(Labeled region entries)
»»

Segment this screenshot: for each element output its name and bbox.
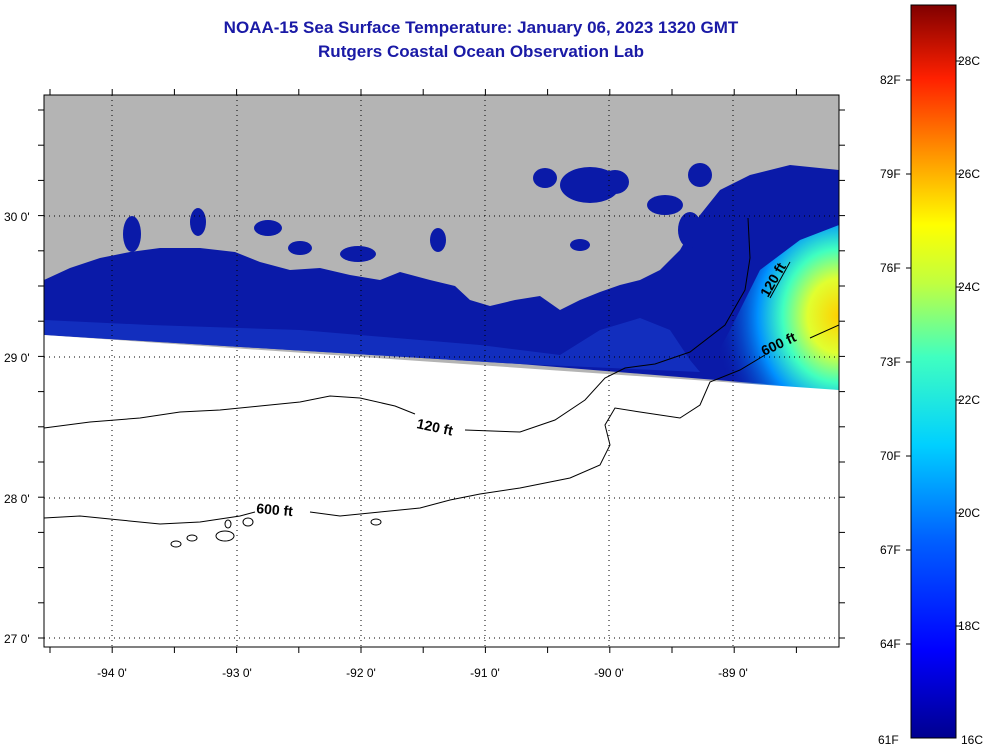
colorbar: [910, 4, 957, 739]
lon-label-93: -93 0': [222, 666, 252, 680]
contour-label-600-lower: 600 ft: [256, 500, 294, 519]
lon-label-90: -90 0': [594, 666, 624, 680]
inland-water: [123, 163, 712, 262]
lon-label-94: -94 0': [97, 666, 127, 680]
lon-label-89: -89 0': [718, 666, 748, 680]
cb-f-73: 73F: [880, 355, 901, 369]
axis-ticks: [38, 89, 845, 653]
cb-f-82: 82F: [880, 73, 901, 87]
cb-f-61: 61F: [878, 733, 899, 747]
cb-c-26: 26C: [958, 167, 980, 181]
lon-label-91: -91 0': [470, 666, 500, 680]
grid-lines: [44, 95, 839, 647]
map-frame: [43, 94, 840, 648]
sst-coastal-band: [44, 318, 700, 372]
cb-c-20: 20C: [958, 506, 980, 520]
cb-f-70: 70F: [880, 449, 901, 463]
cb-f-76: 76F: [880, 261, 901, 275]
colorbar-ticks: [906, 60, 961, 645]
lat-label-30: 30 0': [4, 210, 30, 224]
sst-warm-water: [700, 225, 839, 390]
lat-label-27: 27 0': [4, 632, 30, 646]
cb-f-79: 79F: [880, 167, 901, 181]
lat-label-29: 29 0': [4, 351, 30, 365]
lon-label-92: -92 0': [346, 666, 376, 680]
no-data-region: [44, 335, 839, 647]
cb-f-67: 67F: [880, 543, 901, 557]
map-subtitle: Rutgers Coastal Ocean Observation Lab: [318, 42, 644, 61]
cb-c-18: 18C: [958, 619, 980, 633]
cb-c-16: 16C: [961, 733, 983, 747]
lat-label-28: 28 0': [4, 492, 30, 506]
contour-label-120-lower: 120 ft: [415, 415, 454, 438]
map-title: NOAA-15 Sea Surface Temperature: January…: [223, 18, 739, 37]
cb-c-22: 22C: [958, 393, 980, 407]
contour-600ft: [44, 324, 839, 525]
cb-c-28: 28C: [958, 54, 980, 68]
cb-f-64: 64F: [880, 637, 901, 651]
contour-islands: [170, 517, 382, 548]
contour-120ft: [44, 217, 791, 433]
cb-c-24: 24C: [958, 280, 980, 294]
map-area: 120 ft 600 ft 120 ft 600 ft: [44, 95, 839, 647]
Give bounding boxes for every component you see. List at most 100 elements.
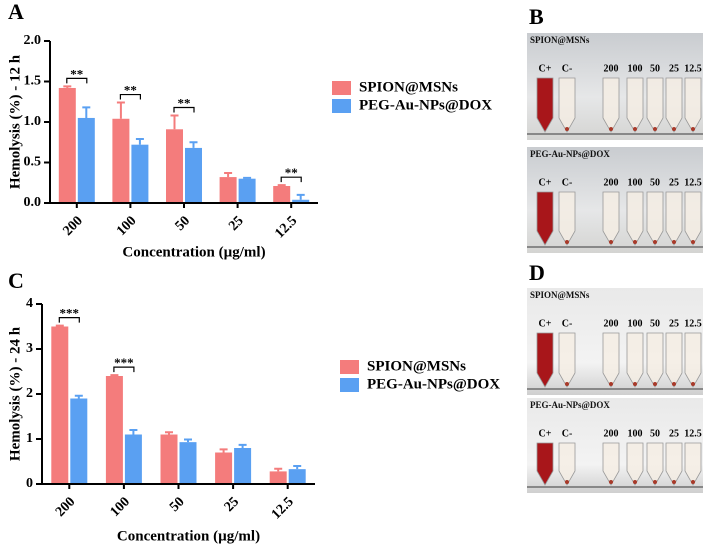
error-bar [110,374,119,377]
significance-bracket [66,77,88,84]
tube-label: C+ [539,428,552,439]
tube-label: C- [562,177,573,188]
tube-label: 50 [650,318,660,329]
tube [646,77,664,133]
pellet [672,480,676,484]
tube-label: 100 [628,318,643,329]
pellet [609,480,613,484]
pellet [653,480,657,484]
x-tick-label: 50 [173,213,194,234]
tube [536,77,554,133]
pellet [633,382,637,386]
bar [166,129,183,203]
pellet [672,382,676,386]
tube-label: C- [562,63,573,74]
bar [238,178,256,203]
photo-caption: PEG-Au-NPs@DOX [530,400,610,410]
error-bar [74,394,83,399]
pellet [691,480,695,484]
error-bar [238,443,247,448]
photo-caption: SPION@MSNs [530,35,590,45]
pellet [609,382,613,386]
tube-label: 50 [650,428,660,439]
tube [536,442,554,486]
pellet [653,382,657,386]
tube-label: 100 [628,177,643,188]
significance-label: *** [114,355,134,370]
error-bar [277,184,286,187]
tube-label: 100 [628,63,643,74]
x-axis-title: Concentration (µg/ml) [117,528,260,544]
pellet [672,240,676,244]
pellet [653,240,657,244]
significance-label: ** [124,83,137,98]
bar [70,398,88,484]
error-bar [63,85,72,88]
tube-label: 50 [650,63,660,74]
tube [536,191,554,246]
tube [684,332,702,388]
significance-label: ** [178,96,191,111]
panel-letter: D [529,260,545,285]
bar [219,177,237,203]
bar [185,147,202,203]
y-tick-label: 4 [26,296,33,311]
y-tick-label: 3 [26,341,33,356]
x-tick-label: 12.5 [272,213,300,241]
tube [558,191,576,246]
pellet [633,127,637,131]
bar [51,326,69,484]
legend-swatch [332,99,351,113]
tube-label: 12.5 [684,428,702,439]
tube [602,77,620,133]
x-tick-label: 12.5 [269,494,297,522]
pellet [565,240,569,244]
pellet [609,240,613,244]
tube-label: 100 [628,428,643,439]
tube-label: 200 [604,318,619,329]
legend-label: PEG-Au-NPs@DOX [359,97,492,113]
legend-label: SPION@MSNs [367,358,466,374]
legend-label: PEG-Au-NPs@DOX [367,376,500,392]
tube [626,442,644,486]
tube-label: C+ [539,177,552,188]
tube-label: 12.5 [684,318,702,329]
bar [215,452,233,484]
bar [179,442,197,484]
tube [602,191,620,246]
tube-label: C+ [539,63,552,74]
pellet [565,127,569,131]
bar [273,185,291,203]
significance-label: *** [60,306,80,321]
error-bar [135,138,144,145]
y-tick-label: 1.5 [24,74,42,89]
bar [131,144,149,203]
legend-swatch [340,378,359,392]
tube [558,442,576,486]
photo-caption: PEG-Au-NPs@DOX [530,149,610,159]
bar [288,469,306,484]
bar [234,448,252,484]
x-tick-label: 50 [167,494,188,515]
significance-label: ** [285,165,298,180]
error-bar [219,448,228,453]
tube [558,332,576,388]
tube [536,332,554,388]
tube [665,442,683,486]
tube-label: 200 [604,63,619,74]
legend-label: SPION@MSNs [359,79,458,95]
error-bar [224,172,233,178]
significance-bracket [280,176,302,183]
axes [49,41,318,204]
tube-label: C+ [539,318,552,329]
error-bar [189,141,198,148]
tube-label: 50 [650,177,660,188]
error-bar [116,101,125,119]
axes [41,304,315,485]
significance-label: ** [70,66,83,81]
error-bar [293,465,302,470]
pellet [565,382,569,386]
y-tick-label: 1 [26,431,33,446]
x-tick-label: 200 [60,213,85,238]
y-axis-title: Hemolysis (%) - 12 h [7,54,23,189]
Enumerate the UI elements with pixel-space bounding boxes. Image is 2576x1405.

««

**What is asked**
Reproduce verbatim the data lines beginning with the one containing "error-bar [110,374,119,377]" and ending with the one containing "error-bar [74,394,83,399]", both endpoint lines included.

**Response**
error-bar [110,374,119,377]
significance-bracket [66,77,88,84]
tube-label: C+ [539,428,552,439]
tube-label: C- [562,177,573,188]
tube-label: 50 [650,318,660,329]
tube [646,77,664,133]
pellet [672,480,676,484]
tube-label: 100 [628,318,643,329]
pellet [609,480,613,484]
pellet [653,480,657,484]
x-tick-label: 50 [173,213,194,234]
tube [536,77,554,133]
pellet [633,382,637,386]
bar [166,129,183,203]
pellet [672,382,676,386]
tube-label: C- [562,63,573,74]
bar [238,178,256,203]
photo-caption: PEG-Au-NPs@DOX [530,400,610,410]
error-bar [74,394,83,399]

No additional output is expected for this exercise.